■ PROBLEM STATEMENT ■
Lines containing the word "dans" are to be located and copied.

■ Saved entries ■
<<<<
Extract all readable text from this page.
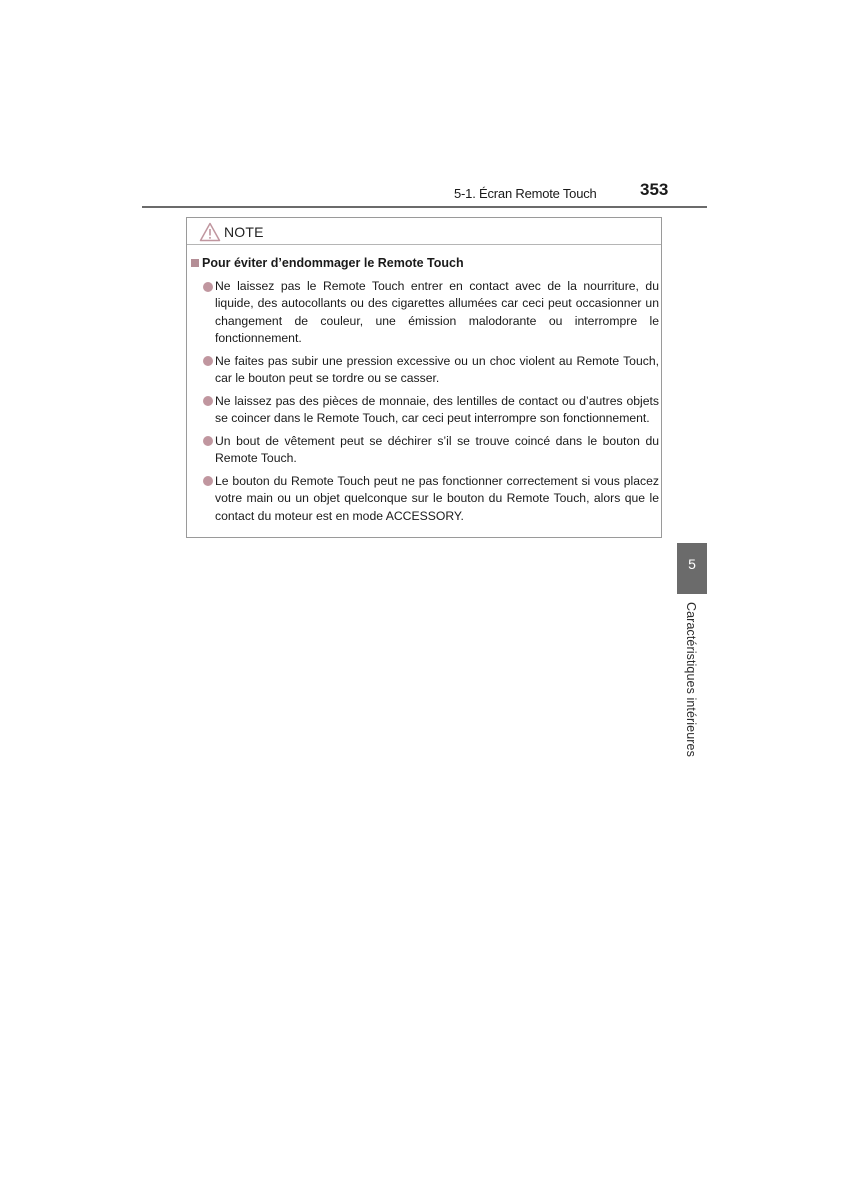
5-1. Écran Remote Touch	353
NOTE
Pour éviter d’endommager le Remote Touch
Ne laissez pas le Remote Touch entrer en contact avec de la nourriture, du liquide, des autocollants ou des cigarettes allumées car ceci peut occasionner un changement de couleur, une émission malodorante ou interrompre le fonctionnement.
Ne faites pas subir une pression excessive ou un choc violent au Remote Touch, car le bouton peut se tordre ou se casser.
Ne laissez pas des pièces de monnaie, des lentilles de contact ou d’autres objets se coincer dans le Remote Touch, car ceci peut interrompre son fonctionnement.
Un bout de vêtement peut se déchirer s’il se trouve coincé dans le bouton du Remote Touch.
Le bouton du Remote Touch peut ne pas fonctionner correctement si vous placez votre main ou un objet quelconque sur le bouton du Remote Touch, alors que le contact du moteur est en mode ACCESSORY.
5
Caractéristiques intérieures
>>>>
■ RESULT BELOW ■
Ne laissez pas des pièces de monnaie, des lentilles de contact ou d’autres objets se coincer dans le Remote Touch, car ceci peut interrompre son fonctionnement.
Un bout de vêtement peut se déchirer s’il se trouve coincé dans le bouton du Remote Touch.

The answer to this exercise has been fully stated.